**Problem description:** All records should be reproduced verbatim.

**Provided material:**
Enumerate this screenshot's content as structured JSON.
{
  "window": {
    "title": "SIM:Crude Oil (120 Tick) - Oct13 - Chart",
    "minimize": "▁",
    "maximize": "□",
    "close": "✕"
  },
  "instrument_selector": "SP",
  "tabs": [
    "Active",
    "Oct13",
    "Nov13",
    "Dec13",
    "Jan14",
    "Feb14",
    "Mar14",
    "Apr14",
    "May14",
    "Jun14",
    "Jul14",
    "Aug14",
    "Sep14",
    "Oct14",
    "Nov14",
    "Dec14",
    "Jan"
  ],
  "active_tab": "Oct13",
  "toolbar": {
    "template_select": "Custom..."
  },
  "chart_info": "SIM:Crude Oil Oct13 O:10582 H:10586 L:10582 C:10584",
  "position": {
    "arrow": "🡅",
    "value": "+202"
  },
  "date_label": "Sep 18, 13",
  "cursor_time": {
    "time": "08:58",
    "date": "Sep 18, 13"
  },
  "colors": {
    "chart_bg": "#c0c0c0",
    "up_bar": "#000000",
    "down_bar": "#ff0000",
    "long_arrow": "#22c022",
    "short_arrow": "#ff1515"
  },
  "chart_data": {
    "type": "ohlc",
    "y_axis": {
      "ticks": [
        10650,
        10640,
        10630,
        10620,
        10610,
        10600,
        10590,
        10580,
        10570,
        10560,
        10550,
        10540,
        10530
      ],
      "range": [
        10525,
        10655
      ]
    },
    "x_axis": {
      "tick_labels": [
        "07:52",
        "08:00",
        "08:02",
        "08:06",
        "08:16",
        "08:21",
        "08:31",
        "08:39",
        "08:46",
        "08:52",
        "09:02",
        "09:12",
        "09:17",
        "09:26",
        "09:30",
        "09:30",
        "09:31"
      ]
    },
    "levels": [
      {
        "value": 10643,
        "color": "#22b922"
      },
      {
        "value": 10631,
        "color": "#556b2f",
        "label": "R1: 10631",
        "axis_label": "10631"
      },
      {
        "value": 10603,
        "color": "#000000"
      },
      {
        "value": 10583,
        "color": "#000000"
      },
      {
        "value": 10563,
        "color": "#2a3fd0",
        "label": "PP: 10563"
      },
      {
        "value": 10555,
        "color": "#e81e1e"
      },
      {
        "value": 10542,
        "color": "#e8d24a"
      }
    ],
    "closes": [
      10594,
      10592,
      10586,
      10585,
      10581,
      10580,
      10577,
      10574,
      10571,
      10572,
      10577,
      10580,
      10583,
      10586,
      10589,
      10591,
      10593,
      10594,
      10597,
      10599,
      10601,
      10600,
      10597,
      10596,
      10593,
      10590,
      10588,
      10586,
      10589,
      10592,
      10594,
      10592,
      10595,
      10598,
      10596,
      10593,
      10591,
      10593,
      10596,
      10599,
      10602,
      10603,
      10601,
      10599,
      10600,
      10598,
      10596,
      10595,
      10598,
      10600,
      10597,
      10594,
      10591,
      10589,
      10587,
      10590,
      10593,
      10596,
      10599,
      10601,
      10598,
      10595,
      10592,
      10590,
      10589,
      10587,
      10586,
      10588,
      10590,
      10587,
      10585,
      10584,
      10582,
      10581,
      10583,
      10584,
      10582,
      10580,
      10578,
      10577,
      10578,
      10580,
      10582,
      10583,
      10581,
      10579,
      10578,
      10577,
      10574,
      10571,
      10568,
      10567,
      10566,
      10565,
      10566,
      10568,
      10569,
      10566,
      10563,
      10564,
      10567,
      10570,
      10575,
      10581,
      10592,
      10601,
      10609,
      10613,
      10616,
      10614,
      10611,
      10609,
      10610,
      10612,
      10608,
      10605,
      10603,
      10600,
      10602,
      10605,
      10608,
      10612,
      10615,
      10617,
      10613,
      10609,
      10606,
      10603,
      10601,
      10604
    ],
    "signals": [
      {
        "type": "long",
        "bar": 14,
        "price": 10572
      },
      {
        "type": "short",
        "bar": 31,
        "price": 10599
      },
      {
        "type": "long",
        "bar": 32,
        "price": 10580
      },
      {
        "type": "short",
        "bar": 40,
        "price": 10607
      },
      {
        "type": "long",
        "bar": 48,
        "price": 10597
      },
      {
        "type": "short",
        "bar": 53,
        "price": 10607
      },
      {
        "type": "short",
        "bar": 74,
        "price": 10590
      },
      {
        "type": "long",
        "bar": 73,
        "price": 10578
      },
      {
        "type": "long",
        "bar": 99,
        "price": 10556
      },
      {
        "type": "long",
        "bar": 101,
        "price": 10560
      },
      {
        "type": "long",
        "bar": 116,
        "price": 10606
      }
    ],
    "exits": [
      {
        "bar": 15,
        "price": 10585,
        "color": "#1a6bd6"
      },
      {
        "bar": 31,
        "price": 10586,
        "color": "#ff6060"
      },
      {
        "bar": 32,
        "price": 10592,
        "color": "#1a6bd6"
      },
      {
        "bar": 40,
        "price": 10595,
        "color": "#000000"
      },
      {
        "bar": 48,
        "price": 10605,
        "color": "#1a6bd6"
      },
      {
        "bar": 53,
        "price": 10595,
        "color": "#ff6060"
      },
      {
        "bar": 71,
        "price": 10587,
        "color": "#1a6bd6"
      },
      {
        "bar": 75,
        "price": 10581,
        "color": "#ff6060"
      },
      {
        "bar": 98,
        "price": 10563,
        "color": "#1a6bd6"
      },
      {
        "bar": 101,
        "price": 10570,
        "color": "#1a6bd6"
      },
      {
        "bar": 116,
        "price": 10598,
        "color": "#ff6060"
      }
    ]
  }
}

**Solution for this problem:**
Enumerate this screenshot's content as structured JSON.
{
  "window": {
    "title": "SIM:Crude Oil (120 Tick) - Oct13 - Chart",
    "minimize": "▁",
    "maximize": "□",
    "close": "✕"
  },
  "instrument_selector": "SP",
  "tabs": [
    "Active",
    "Oct13",
    "Nov13",
    "Dec13",
    "Jan14",
    "Feb14",
    "Mar14",
    "Apr14",
    "May14",
    "Jun14",
    "Jul14",
    "Aug14",
    "Sep14",
    "Oct14",
    "Nov14",
    "Dec14",
    "Jan"
  ],
  "active_tab": "Oct13",
  "toolbar": {
    "template_select": "Custom..."
  },
  "chart_info": "SIM:Crude Oil Oct13 O:10582 H:10586 L:10582 C:10584",
  "position": {
    "arrow": "🡅",
    "value": "+202"
  },
  "date_label": "Sep 18, 13",
  "cursor_time": {
    "time": "08:58",
    "date": "Sep 18, 13"
  },
  "colors": {
    "chart_bg": "#c0c0c0",
    "up_bar": "#000000",
    "down_bar": "#ff0000",
    "long_arrow": "#22c022",
    "short_arrow": "#ff1515"
  },
  "chart_data": {
    "type": "ohlc",
    "y_axis": {
      "ticks": [
        10650,
        10640,
        10630,
        10620,
        10610,
        10600,
        10590,
        10580,
        10570,
        10560,
        10550,
        10540,
        10530
      ],
      "range": [
        10525,
        10655
      ]
    },
    "x_axis": {
      "tick_labels": [
        "07:52",
        "08:00",
        "08:02",
        "08:06",
        "08:16",
        "08:21",
        "08:31",
        "08:39",
        "08:46",
        "08:52",
        "09:02",
        "09:12",
        "09:17",
        "09:26",
        "09:30",
        "09:30",
        "09:31"
      ]
    },
    "levels": [
      {
        "value": 10643,
        "color": "#22b922"
      },
      {
        "value": 10631,
        "color": "#556b2f",
        "label": "R1: 10631",
        "axis_label": "10631"
      },
      {
        "value": 10603,
        "color": "#000000"
      },
      {
        "value": 10583,
        "color": "#000000"
      },
      {
        "value": 10563,
        "color": "#2a3fd0",
        "label": "PP: 10563"
      },
      {
        "value": 10555,
        "color": "#e81e1e"
      },
      {
        "value": 10542,
        "color": "#e8d24a"
      }
    ],
    "closes": [
      10594,
      10592,
      10586,
      10585,
      10581,
      10580,
      10577,
      10574,
      10571,
      10572,
      10577,
      10580,
      10583,
      10586,
      10589,
      10591,
      10593,
      10594,
      10597,
      10599,
      10601,
      10600,
      10597,
      10596,
      10593,
      10590,
      10588,
      10586,
      10589,
      10592,
      10594,
      10592,
      10595,
      10598,
      10596,
      10593,
      10591,
      10593,
      10596,
      10599,
      10602,
      10603,
      10601,
      10599,
      10600,
      10598,
      10596,
      10595,
      10598,
      10600,
      10597,
      10594,
      10591,
      10589,
      10587,
      10590,
      10593,
      10596,
      10599,
      10601,
      10598,
      10595,
      10592,
      10590,
      10589,
      10587,
      10586,
      10588,
      10590,
      10587,
      10585,
      10584,
      10582,
      10581,
      10583,
      10584,
      10582,
      10580,
      10578,
      10577,
      10578,
      10580,
      10582,
      10583,
      10581,
      10579,
      10578,
      10577,
      10574,
      10571,
      10568,
      10567,
      10566,
      10565,
      10566,
      10568,
      10569,
      10566,
      10563,
      10564,
      10567,
      10570,
      10575,
      10581,
      10592,
      10601,
      10609,
      10613,
      10616,
      10614,
      10611,
      10609,
      10610,
      10612,
      10608,
      10605,
      10603,
      10600,
      10602,
      10605,
      10608,
      10612,
      10615,
      10617,
      10613,
      10609,
      10606,
      10603,
      10601,
      10604
    ],
    "signals": [
      {
        "type": "long",
        "bar": 14,
        "price": 10572
      },
      {
        "type": "short",
        "bar": 31,
        "price": 10599
      },
      {
        "type": "long",
        "bar": 32,
        "price": 10580
      },
      {
        "type": "short",
        "bar": 40,
        "price": 10607
      },
      {
        "type": "long",
        "bar": 48,
        "price": 10597
      },
      {
        "type": "short",
        "bar": 53,
        "price": 10607
      },
      {
        "type": "short",
        "bar": 74,
        "price": 10590
      },
      {
        "type": "long",
        "bar": 73,
        "price": 10578
      },
      {
        "type": "long",
        "bar": 99,
        "price": 10556
      },
      {
        "type": "long",
        "bar": 101,
        "price": 10560
      },
      {
        "type": "long",
        "bar": 116,
        "price": 10606
      }
    ],
    "exits": [
      {
        "bar": 15,
        "price": 10585,
        "color": "#1a6bd6"
      },
      {
        "bar": 31,
        "price": 10586,
        "color": "#ff6060"
      },
      {
        "bar": 32,
        "price": 10592,
        "color": "#1a6bd6"
      },
      {
        "bar": 40,
        "price": 10595,
        "color": "#000000"
      },
      {
        "bar": 48,
        "price": 10605,
        "color": "#1a6bd6"
      },
      {
        "bar": 53,
        "price": 10595,
        "color": "#ff6060"
      },
      {
        "bar": 71,
        "price": 10587,
        "color": "#1a6bd6"
      },
      {
        "bar": 75,
        "price": 10581,
        "color": "#ff6060"
      },
      {
        "bar": 98,
        "price": 10563,
        "color": "#1a6bd6"
      },
      {
        "bar": 101,
        "price": 10570,
        "color": "#1a6bd6"
      },
      {
        "bar": 116,
        "price": 10598,
        "color": "#ff6060"
      }
    ]
  }
}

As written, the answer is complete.